* _TO BE DONE_
Below are some entries. Copy each line that holds the string "Whitening".

[Start of THE INPUT]

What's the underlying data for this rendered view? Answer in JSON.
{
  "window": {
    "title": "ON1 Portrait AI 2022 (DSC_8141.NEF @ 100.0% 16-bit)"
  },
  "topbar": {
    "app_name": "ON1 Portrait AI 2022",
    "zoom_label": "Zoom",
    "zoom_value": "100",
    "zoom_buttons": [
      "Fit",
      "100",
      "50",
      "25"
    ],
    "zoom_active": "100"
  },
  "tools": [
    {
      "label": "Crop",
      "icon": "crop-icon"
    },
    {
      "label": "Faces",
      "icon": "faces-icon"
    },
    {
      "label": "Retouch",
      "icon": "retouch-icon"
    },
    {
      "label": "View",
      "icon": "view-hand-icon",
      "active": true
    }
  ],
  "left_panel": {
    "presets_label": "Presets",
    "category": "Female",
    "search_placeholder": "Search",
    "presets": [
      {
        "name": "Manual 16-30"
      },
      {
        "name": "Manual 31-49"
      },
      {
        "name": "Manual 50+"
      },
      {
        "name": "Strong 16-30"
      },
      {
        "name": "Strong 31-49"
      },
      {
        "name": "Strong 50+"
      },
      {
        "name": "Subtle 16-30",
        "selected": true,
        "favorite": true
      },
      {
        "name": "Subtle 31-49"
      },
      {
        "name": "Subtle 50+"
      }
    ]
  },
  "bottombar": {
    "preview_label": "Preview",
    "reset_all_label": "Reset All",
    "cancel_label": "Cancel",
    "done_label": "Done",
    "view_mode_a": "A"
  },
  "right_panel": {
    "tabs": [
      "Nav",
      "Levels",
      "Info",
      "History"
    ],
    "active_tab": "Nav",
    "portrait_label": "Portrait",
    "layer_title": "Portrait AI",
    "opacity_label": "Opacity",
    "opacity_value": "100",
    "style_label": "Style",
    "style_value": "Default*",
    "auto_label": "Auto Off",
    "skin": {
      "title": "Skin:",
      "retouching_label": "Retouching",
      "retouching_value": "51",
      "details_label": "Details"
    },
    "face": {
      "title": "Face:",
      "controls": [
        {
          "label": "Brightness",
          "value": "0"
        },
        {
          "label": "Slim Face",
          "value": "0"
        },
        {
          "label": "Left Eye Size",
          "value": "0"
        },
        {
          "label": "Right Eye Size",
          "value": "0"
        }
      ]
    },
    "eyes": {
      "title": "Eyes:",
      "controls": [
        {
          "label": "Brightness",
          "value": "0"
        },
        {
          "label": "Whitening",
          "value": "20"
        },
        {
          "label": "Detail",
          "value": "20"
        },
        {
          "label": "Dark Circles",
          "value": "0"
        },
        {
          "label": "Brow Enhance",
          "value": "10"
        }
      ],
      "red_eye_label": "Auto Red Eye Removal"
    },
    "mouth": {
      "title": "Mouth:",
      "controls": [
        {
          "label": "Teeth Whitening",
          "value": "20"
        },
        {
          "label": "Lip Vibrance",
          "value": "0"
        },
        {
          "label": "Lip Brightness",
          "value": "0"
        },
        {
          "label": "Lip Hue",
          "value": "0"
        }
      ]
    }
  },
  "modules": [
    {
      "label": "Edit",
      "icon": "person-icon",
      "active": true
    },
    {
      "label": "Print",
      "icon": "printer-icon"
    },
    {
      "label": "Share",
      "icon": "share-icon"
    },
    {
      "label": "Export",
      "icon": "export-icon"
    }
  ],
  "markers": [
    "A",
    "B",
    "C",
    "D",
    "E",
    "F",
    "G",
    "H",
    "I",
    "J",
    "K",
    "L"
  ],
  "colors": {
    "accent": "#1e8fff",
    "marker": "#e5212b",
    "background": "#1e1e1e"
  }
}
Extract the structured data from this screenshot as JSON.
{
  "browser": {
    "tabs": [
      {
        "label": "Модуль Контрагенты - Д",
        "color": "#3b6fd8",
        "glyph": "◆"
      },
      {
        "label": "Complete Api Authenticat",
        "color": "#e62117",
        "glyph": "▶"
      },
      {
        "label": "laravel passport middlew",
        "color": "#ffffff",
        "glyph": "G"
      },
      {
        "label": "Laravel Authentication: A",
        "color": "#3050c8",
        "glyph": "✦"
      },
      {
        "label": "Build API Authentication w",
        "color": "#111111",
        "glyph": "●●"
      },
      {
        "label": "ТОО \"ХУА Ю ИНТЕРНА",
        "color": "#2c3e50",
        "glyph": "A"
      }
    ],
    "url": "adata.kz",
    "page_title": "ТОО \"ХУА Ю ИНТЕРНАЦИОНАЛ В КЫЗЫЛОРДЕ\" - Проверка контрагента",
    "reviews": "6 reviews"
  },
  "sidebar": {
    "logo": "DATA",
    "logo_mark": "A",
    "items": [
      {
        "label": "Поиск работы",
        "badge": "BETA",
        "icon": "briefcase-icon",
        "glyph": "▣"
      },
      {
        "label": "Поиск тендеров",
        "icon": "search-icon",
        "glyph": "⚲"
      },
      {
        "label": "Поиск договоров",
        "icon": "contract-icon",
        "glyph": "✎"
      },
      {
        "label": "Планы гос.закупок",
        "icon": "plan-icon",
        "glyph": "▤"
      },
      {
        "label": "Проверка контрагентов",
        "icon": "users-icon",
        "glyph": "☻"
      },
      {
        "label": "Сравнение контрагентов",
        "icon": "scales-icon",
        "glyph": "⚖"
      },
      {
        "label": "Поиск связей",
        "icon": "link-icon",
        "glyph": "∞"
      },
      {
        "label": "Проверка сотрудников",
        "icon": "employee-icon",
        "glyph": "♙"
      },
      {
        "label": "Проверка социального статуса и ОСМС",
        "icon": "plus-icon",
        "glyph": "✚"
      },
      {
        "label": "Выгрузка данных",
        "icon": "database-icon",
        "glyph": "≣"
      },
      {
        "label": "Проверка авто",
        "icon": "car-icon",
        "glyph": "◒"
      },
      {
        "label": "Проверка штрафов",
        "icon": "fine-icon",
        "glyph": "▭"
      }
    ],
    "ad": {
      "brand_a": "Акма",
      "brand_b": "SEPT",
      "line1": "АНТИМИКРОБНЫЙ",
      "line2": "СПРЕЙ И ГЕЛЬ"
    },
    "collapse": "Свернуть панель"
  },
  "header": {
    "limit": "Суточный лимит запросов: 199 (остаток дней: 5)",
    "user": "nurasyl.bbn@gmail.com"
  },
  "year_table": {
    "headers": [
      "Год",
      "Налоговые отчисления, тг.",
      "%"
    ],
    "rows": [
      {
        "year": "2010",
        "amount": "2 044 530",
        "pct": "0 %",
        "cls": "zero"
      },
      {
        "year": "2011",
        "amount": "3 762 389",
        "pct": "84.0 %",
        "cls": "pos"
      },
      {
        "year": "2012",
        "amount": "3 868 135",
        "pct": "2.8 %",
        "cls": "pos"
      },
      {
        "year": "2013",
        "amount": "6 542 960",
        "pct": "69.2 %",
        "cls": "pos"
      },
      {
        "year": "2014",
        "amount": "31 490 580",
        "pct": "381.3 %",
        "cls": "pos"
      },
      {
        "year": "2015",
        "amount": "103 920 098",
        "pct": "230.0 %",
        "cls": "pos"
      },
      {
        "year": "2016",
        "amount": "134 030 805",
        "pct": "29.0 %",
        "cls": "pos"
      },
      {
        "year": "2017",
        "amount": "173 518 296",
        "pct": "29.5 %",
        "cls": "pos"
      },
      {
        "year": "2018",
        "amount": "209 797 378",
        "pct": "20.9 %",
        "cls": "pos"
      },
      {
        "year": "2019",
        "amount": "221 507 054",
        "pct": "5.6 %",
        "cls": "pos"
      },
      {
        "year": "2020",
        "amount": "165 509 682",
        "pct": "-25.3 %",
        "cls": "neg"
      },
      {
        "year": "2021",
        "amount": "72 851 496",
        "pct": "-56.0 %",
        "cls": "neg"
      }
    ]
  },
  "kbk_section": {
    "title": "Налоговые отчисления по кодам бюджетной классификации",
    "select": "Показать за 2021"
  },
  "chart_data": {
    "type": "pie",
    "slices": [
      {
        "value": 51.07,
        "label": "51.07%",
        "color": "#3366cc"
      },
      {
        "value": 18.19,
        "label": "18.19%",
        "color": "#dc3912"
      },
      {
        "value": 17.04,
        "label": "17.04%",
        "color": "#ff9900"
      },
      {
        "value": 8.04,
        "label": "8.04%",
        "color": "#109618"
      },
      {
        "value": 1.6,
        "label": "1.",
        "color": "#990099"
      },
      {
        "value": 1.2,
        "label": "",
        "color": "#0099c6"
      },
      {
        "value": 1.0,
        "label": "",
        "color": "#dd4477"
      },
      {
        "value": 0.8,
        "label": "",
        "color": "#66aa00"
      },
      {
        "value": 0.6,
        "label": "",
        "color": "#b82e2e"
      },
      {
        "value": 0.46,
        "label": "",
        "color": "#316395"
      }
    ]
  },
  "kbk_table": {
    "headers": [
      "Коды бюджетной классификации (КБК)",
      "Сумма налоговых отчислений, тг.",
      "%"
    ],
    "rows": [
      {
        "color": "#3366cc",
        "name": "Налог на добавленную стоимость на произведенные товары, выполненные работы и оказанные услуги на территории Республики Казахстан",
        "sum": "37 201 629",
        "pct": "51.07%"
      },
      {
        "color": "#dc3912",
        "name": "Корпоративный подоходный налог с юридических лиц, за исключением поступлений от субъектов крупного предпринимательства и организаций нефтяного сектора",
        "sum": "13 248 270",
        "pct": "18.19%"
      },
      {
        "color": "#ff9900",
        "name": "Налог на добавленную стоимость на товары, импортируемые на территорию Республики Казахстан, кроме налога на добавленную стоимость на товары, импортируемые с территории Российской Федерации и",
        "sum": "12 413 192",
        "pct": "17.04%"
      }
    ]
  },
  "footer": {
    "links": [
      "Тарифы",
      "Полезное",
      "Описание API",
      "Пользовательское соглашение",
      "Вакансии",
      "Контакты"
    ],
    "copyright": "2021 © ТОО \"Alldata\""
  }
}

[End of THE INPUT]

* _OUTPUT FOR THIS EXERCISE_
          "label": "Whitening",
          "label": "Teeth Whitening",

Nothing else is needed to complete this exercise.